→ **Given task**
Select the lines of the records containing the word "arcsec" and list them.

→ **Input material**
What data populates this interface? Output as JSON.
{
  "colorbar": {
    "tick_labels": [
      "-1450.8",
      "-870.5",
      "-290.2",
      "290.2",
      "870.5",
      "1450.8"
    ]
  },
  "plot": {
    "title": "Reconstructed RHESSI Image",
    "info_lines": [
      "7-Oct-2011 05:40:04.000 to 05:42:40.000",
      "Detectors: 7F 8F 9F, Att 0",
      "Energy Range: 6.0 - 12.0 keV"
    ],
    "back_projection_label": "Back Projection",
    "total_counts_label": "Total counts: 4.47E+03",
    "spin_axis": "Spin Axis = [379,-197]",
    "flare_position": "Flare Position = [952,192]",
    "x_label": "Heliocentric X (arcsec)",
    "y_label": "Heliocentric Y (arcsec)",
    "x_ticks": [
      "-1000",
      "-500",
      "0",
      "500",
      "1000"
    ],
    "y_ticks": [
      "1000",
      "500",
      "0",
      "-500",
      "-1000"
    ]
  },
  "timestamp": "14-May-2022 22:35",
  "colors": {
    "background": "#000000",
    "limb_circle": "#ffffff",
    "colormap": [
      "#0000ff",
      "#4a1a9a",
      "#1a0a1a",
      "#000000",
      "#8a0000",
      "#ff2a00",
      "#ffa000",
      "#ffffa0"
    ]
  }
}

→ **Complete output**
    "x_label": "Heliocentric X (arcsec)",
    "y_label": "Heliocentric Y (arcsec)",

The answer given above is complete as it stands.